→ **Written request**: Repeat each line exactly as it is written.

[Records contained in a dataset]
☆ ☆ ☆
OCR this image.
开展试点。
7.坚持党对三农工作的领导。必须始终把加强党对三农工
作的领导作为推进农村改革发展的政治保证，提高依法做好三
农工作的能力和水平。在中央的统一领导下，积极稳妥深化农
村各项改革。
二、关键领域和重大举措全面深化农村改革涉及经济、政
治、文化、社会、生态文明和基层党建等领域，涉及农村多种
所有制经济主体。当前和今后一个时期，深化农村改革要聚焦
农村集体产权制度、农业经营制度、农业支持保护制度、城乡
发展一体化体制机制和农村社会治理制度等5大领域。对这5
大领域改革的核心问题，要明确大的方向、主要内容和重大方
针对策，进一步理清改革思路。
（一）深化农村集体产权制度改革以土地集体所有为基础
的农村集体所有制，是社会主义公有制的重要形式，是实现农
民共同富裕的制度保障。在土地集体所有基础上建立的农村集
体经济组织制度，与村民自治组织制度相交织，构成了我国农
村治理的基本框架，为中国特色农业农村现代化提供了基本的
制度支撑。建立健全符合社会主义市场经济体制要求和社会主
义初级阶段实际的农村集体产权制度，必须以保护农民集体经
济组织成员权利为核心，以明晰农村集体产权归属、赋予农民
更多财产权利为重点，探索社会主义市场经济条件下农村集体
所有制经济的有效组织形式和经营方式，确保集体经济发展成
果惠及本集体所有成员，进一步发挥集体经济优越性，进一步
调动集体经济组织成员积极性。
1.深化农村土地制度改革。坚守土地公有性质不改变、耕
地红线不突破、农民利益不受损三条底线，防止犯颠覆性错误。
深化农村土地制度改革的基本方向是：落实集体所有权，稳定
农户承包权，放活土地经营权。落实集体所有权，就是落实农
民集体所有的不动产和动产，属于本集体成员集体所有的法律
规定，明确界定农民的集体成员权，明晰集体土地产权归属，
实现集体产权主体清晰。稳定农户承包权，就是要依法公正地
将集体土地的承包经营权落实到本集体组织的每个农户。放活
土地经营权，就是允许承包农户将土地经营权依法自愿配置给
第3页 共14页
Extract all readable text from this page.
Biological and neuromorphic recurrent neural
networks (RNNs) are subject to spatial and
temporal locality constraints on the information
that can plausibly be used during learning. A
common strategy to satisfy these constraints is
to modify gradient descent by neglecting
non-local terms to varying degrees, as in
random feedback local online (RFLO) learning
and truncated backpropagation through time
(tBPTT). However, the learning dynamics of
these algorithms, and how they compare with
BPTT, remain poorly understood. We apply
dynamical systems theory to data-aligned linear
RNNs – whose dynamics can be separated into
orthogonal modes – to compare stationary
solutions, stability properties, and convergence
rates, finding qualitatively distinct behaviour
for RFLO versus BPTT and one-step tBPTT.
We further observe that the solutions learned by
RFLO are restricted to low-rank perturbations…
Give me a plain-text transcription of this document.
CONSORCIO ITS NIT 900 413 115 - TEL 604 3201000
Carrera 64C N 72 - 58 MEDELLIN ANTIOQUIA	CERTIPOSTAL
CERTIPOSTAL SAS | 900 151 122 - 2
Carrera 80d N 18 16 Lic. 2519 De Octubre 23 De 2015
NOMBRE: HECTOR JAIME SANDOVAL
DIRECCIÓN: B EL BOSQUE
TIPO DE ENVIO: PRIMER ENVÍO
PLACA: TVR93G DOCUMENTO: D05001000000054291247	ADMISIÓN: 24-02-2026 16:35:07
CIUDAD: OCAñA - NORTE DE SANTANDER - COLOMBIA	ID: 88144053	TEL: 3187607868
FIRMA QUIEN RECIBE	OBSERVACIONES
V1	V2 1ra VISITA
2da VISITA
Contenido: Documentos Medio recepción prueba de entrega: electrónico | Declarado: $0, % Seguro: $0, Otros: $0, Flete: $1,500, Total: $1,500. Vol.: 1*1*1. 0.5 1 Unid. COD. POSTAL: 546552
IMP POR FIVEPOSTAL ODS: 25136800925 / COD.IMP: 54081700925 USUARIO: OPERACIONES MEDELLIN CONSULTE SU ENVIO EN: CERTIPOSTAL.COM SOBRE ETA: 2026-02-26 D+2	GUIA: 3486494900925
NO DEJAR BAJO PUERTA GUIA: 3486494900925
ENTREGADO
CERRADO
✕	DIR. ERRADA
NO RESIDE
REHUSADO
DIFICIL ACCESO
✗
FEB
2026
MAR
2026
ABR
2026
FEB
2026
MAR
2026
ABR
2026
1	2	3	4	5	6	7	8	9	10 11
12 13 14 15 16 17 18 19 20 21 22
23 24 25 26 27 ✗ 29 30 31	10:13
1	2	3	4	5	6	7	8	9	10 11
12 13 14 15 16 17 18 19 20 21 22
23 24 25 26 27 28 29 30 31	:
☆ ☆ ☆
→ **Solution to the problem**:
OCR this image.
开展试点。
7.坚持党对三农工作的领导。必须始终把加强党对三农工
作的领导作为推进农村改革发展的政治保证，提高依法做好三
农工作的能力和水平。在中央的统一领导下，积极稳妥深化农
村各项改革。
二、关键领域和重大举措全面深化农村改革涉及经济、政
治、文化、社会、生态文明和基层党建等领域，涉及农村多种
所有制经济主体。当前和今后一个时期，深化农村改革要聚焦
农村集体产权制度、农业经营制度、农业支持保护制度、城乡
发展一体化体制机制和农村社会治理制度等5大领域。对这5
大领域改革的核心问题，要明确大的方向、主要内容和重大方
针对策，进一步理清改革思路。
（一）深化农村集体产权制度改革以土地集体所有为基础
的农村集体所有制，是社会主义公有制的重要形式，是实现农
民共同富裕的制度保障。在土地集体所有基础上建立的农村集
体经济组织制度，与村民自治组织制度相交织，构成了我国农
村治理的基本框架，为中国特色农业农村现代化提供了基本的
制度支撑。建立健全符合社会主义市场经济体制要求和社会主
义初级阶段实际的农村集体产权制度，必须以保护农民集体经
济组织成员权利为核心，以明晰农村集体产权归属、赋予农民
更多财产权利为重点，探索社会主义市场经济条件下农村集体
所有制经济的有效组织形式和经营方式，确保集体经济发展成
果惠及本集体所有成员，进一步发挥集体经济优越性，进一步
调动集体经济组织成员积极性。
1.深化农村土地制度改革。坚守土地公有性质不改变、耕
地红线不突破、农民利益不受损三条底线，防止犯颠覆性错误。
深化农村土地制度改革的基本方向是：落实集体所有权，稳定
农户承包权，放活土地经营权。落实集体所有权，就是落实农
民集体所有的不动产和动产，属于本集体成员集体所有的法律
规定，明确界定农民的集体成员权，明晰集体土地产权归属，
实现集体产权主体清晰。稳定农户承包权，就是要依法公正地
将集体土地的承包经营权落实到本集体组织的每个农户。放活
土地经营权，就是允许承包农户将土地经营权依法自愿配置给
第3页 共14页
Extract all readable text from this page.
Biological and neuromorphic recurrent neural
networks (RNNs) are subject to spatial and
temporal locality constraints on the information
that can plausibly be used during learning. A
common strategy to satisfy these constraints is
to modify gradient descent by neglecting
non-local terms to varying degrees, as in
random feedback local online (RFLO) learning
and truncated backpropagation through time
(tBPTT). However, the learning dynamics of
these algorithms, and how they compare with
BPTT, remain poorly understood. We apply
dynamical systems theory to data-aligned linear
RNNs – whose dynamics can be separated into
orthogonal modes – to compare stationary
solutions, stability properties, and convergence
rates, finding qualitatively distinct behaviour
for RFLO versus BPTT and one-step tBPTT.
We further observe that the solutions learned by
RFLO are restricted to low-rank perturbations…
Give me a plain-text transcription of this document.
CONSORCIO ITS NIT 900 413 115 - TEL 604 3201000
Carrera 64C N 72 - 58 MEDELLIN ANTIOQUIA	CERTIPOSTAL
CERTIPOSTAL SAS | 900 151 122 - 2
Carrera 80d N 18 16 Lic. 2519 De Octubre 23 De 2015
NOMBRE: HECTOR JAIME SANDOVAL
DIRECCIÓN: B EL BOSQUE
TIPO DE ENVIO: PRIMER ENVÍO
PLACA: TVR93G DOCUMENTO: D05001000000054291247	ADMISIÓN: 24-02-2026 16:35:07
CIUDAD: OCAñA - NORTE DE SANTANDER - COLOMBIA	ID: 88144053	TEL: 3187607868
FIRMA QUIEN RECIBE	OBSERVACIONES
V1	V2 1ra VISITA
2da VISITA
Contenido: Documentos Medio recepción prueba de entrega: electrónico | Declarado: $0, % Seguro: $0, Otros: $0, Flete: $1,500, Total: $1,500. Vol.: 1*1*1. 0.5 1 Unid. COD. POSTAL: 546552
IMP POR FIVEPOSTAL ODS: 25136800925 / COD.IMP: 54081700925 USUARIO: OPERACIONES MEDELLIN CONSULTE SU ENVIO EN: CERTIPOSTAL.COM SOBRE ETA: 2026-02-26 D+2	GUIA: 3486494900925
NO DEJAR BAJO PUERTA GUIA: 3486494900925
ENTREGADO
CERRADO
✕	DIR. ERRADA
NO RESIDE
REHUSADO
DIFICIL ACCESO
✗
FEB
2026
MAR
2026
ABR
2026
FEB
2026
MAR
2026
ABR
2026
1	2	3	4	5	6	7	8	9	10 11
12 13 14 15 16 17 18 19 20 21 22
23 24 25 26 27 ✗ 29 30 31	10:13
1	2	3	4	5	6	7	8	9	10 11
12 13 14 15 16 17 18 19 20 21 22
23 24 25 26 27 28 29 30 31	:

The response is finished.